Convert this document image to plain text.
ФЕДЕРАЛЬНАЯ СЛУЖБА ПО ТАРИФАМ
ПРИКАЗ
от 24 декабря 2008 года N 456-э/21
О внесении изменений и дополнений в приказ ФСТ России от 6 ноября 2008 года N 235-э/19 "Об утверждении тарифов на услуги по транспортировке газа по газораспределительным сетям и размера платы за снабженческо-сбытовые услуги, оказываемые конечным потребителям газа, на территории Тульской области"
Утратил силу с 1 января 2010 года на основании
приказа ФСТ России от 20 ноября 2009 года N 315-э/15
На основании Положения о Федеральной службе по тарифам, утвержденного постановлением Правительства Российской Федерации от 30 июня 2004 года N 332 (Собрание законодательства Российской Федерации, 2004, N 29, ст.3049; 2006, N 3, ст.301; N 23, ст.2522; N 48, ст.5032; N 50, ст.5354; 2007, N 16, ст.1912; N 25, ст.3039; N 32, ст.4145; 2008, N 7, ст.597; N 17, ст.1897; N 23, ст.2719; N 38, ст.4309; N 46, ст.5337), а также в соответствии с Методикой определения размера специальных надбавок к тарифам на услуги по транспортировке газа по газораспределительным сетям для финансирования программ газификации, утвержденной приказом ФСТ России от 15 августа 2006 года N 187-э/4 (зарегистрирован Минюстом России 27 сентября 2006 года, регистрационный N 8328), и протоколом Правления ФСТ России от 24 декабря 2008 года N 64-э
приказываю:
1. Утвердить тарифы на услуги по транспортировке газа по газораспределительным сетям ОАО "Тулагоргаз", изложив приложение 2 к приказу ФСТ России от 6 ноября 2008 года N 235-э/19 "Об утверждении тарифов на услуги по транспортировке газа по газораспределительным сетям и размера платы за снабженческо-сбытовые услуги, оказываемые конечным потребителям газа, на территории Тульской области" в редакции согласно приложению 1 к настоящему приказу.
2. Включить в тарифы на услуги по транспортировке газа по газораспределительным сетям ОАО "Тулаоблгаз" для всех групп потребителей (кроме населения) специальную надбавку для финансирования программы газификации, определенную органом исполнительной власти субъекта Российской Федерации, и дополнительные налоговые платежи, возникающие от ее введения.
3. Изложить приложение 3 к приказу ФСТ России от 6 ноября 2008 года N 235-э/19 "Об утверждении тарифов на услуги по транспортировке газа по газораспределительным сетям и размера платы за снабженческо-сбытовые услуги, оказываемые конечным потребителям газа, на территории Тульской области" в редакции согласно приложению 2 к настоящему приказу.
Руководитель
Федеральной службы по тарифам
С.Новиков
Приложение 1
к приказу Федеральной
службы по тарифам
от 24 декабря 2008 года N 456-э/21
○ ○ ○ ○ ○
__STATED GOAL__.
Once more, set down the full listing, verbatim.

__REPLY__.
Convert this document image to plain text.
ФЕДЕРАЛЬНАЯ СЛУЖБА ПО ТАРИФАМ
ПРИКАЗ
от 24 декабря 2008 года N 456-э/21
О внесении изменений и дополнений в приказ ФСТ России от 6 ноября 2008 года N 235-э/19 "Об утверждении тарифов на услуги по транспортировке газа по газораспределительным сетям и размера платы за снабженческо-сбытовые услуги, оказываемые конечным потребителям газа, на территории Тульской области"
Утратил силу с 1 января 2010 года на основании
приказа ФСТ России от 20 ноября 2009 года N 315-э/15
На основании Положения о Федеральной службе по тарифам, утвержденного постановлением Правительства Российской Федерации от 30 июня 2004 года N 332 (Собрание законодательства Российской Федерации, 2004, N 29, ст.3049; 2006, N 3, ст.301; N 23, ст.2522; N 48, ст.5032; N 50, ст.5354; 2007, N 16, ст.1912; N 25, ст.3039; N 32, ст.4145; 2008, N 7, ст.597; N 17, ст.1897; N 23, ст.2719; N 38, ст.4309; N 46, ст.5337), а также в соответствии с Методикой определения размера специальных надбавок к тарифам на услуги по транспортировке газа по газораспределительным сетям для финансирования программ газификации, утвержденной приказом ФСТ России от 15 августа 2006 года N 187-э/4 (зарегистрирован Минюстом России 27 сентября 2006 года, регистрационный N 8328), и протоколом Правления ФСТ России от 24 декабря 2008 года N 64-э
приказываю:
1. Утвердить тарифы на услуги по транспортировке газа по газораспределительным сетям ОАО "Тулагоргаз", изложив приложение 2 к приказу ФСТ России от 6 ноября 2008 года N 235-э/19 "Об утверждении тарифов на услуги по транспортировке газа по газораспределительным сетям и размера платы за снабженческо-сбытовые услуги, оказываемые конечным потребителям газа, на территории Тульской области" в редакции согласно приложению 1 к настоящему приказу.
2. Включить в тарифы на услуги по транспортировке газа по газораспределительным сетям ОАО "Тулаоблгаз" для всех групп потребителей (кроме населения) специальную надбавку для финансирования программы газификации, определенную органом исполнительной власти субъекта Российской Федерации, и дополнительные налоговые платежи, возникающие от ее введения.
3. Изложить приложение 3 к приказу ФСТ России от 6 ноября 2008 года N 235-э/19 "Об утверждении тарифов на услуги по транспортировке газа по газораспределительным сетям и размера платы за снабженческо-сбытовые услуги, оказываемые конечным потребителям газа, на территории Тульской области" в редакции согласно приложению 2 к настоящему приказу.
Руководитель
Федеральной службы по тарифам
С.Новиков
Приложение 1
к приказу Федеральной
службы по тарифам
от 24 декабря 2008 года N 456-э/21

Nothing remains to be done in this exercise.